▶ **EXERCISE INSTRUCTIONS**:
Update the listing below by changing every occurrence of "error-bar" to "whisker", leaving all other text unchanged.

>> Begin DATA TO USE

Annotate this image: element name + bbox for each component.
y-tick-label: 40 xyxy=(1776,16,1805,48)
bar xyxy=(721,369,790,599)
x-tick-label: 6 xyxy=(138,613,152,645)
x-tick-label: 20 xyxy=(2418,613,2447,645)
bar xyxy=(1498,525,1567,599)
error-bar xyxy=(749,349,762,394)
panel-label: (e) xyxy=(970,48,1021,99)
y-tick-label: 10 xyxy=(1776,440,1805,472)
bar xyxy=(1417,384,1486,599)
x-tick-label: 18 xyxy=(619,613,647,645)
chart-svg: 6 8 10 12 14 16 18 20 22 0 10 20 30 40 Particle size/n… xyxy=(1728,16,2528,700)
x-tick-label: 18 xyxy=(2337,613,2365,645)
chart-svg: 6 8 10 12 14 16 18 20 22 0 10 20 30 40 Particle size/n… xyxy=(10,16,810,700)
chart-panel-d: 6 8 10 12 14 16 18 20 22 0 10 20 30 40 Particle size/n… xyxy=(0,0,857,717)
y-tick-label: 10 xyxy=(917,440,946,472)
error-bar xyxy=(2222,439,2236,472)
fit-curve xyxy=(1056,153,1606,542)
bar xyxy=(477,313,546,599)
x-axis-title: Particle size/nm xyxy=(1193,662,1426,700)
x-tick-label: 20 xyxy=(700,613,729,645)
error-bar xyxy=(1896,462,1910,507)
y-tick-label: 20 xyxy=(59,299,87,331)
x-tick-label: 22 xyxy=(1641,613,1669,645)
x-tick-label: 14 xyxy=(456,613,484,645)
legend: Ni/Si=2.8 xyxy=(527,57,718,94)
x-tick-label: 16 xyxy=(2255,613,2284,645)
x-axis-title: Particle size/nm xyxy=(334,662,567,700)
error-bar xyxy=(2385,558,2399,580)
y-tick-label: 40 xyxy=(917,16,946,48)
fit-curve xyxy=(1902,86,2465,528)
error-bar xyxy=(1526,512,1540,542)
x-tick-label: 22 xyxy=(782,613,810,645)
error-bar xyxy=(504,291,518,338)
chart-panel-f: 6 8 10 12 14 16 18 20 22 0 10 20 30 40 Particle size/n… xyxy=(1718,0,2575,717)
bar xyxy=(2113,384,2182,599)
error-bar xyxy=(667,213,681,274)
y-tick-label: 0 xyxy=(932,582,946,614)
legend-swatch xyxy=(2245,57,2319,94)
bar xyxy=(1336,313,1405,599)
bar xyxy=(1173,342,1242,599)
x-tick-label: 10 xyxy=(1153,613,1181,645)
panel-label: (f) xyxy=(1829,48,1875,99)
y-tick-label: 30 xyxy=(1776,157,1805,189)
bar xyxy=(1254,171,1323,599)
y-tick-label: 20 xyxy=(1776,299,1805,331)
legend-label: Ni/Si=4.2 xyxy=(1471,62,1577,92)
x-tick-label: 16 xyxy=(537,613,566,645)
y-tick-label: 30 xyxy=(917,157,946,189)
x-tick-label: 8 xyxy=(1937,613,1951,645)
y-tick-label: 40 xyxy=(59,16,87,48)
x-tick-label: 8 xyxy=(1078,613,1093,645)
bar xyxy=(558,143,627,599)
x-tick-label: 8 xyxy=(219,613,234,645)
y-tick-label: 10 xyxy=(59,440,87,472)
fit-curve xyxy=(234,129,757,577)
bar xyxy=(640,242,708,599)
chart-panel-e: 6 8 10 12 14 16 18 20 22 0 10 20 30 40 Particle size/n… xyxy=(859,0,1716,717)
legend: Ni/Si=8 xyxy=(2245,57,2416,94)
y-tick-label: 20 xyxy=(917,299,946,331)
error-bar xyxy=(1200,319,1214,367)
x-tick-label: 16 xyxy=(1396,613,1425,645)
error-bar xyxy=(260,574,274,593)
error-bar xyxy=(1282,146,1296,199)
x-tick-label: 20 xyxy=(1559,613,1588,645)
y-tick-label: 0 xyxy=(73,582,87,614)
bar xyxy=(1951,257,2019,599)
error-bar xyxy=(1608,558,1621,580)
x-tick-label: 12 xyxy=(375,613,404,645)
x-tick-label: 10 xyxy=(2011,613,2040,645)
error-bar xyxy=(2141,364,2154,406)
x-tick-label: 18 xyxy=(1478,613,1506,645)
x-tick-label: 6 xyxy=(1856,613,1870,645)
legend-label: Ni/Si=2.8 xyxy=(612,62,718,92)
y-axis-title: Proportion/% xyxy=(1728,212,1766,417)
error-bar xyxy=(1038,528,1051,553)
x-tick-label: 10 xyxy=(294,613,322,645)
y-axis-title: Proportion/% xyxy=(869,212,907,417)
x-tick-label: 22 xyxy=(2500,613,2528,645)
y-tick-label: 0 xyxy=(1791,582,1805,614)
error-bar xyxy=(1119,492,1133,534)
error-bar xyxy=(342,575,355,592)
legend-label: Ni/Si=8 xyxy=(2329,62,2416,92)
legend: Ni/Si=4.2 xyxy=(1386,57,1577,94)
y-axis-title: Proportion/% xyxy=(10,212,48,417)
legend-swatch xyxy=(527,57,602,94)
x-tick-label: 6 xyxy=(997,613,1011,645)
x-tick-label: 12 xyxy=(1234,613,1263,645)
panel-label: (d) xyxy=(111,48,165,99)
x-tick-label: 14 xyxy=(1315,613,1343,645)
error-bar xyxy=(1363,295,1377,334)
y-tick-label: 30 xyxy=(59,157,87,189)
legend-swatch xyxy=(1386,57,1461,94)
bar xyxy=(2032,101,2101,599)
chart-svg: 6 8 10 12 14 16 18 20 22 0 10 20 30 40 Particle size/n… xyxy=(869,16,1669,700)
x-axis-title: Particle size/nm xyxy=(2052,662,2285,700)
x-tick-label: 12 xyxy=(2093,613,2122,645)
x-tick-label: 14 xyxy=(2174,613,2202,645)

>> End DATA TO USE

▶ **FULL SOLUTION**:
Annotate this image: element name + bbox for each component.
y-tick-label: 40 xyxy=(1776,16,1805,48)
bar xyxy=(721,369,790,599)
x-tick-label: 6 xyxy=(138,613,152,645)
x-tick-label: 20 xyxy=(2418,613,2447,645)
bar xyxy=(1498,525,1567,599)
whisker xyxy=(749,349,762,394)
panel-label: (e) xyxy=(970,48,1021,99)
y-tick-label: 10 xyxy=(1776,440,1805,472)
bar xyxy=(1417,384,1486,599)
x-tick-label: 18 xyxy=(619,613,647,645)
chart-svg: 6 8 10 12 14 16 18 20 22 0 10 20 30 40 Particle size/n… xyxy=(1728,16,2528,700)
x-tick-label: 18 xyxy=(2337,613,2365,645)
chart-svg: 6 8 10 12 14 16 18 20 22 0 10 20 30 40 Particle size/n… xyxy=(10,16,810,700)
chart-panel-d: 6 8 10 12 14 16 18 20 22 0 10 20 30 40 Particle size/n… xyxy=(0,0,857,717)
y-tick-label: 10 xyxy=(917,440,946,472)
whisker xyxy=(2222,439,2236,472)
fit-curve xyxy=(1056,153,1606,542)
bar xyxy=(477,313,546,599)
x-axis-title: Particle size/nm xyxy=(1193,662,1426,700)
x-tick-label: 20 xyxy=(700,613,729,645)
whisker xyxy=(1896,462,1910,507)
y-tick-label: 20 xyxy=(59,299,87,331)
x-tick-label: 22 xyxy=(1641,613,1669,645)
x-tick-label: 14 xyxy=(456,613,484,645)
legend: Ni/Si=2.8 xyxy=(527,57,718,94)
x-tick-label: 16 xyxy=(2255,613,2284,645)
x-axis-title: Particle size/nm xyxy=(334,662,567,700)
whisker xyxy=(2385,558,2399,580)
y-tick-label: 40 xyxy=(917,16,946,48)
fit-curve xyxy=(1902,86,2465,528)
whisker xyxy=(1526,512,1540,542)
x-tick-label: 22 xyxy=(782,613,810,645)
whisker xyxy=(504,291,518,338)
chart-panel-f: 6 8 10 12 14 16 18 20 22 0 10 20 30 40 Particle size/n… xyxy=(1718,0,2575,717)
bar xyxy=(2113,384,2182,599)
whisker xyxy=(667,213,681,274)
y-tick-label: 0 xyxy=(932,582,946,614)
legend-swatch xyxy=(2245,57,2319,94)
bar xyxy=(1336,313,1405,599)
bar xyxy=(1173,342,1242,599)
x-tick-label: 10 xyxy=(1153,613,1181,645)
panel-label: (f) xyxy=(1829,48,1875,99)
y-tick-label: 30 xyxy=(1776,157,1805,189)
bar xyxy=(1254,171,1323,599)
y-tick-label: 20 xyxy=(1776,299,1805,331)
legend-label: Ni/Si=4.2 xyxy=(1471,62,1577,92)
x-tick-label: 16 xyxy=(537,613,566,645)
y-tick-label: 30 xyxy=(917,157,946,189)
x-tick-label: 8 xyxy=(1937,613,1951,645)
y-tick-label: 40 xyxy=(59,16,87,48)
x-tick-label: 8 xyxy=(1078,613,1093,645)
bar xyxy=(558,143,627,599)
x-tick-label: 8 xyxy=(219,613,234,645)
y-tick-label: 10 xyxy=(59,440,87,472)
fit-curve xyxy=(234,129,757,577)
bar xyxy=(640,242,708,599)
chart-panel-e: 6 8 10 12 14 16 18 20 22 0 10 20 30 40 Particle size/n… xyxy=(859,0,1716,717)
legend: Ni/Si=8 xyxy=(2245,57,2416,94)
y-tick-label: 20 xyxy=(917,299,946,331)
whisker xyxy=(1200,319,1214,367)
x-tick-label: 16 xyxy=(1396,613,1425,645)
whisker xyxy=(260,574,274,593)
whisker xyxy=(1282,146,1296,199)
x-tick-label: 20 xyxy=(1559,613,1588,645)
y-tick-label: 0 xyxy=(73,582,87,614)
bar xyxy=(1951,257,2019,599)
whisker xyxy=(1608,558,1621,580)
x-tick-label: 12 xyxy=(375,613,404,645)
x-tick-label: 10 xyxy=(2011,613,2040,645)
whisker xyxy=(2141,364,2154,406)
x-tick-label: 18 xyxy=(1478,613,1506,645)
x-tick-label: 6 xyxy=(1856,613,1870,645)
legend-label: Ni/Si=2.8 xyxy=(612,62,718,92)
y-axis-title: Proportion/% xyxy=(1728,212,1766,417)
whisker xyxy=(1038,528,1051,553)
x-tick-label: 10 xyxy=(294,613,322,645)
y-axis-title: Proportion/% xyxy=(869,212,907,417)
x-tick-label: 22 xyxy=(2500,613,2528,645)
y-tick-label: 0 xyxy=(1791,582,1805,614)
whisker xyxy=(1119,492,1133,534)
whisker xyxy=(342,575,355,592)
legend-label: Ni/Si=8 xyxy=(2329,62,2416,92)
legend: Ni/Si=4.2 xyxy=(1386,57,1577,94)
y-axis-title: Proportion/% xyxy=(10,212,48,417)
legend-swatch xyxy=(527,57,602,94)
x-tick-label: 6 xyxy=(997,613,1011,645)
x-tick-label: 12 xyxy=(1234,613,1263,645)
panel-label: (d) xyxy=(111,48,165,99)
x-tick-label: 14 xyxy=(1315,613,1343,645)
whisker xyxy=(1363,295,1377,334)
y-tick-label: 30 xyxy=(59,157,87,189)
legend-swatch xyxy=(1386,57,1461,94)
bar xyxy=(2032,101,2101,599)
chart-svg: 6 8 10 12 14 16 18 20 22 0 10 20 30 40 Particle size/n… xyxy=(869,16,1669,700)
x-axis-title: Particle size/nm xyxy=(2052,662,2285,700)
x-tick-label: 12 xyxy=(2093,613,2122,645)
x-tick-label: 14 xyxy=(2174,613,2202,645)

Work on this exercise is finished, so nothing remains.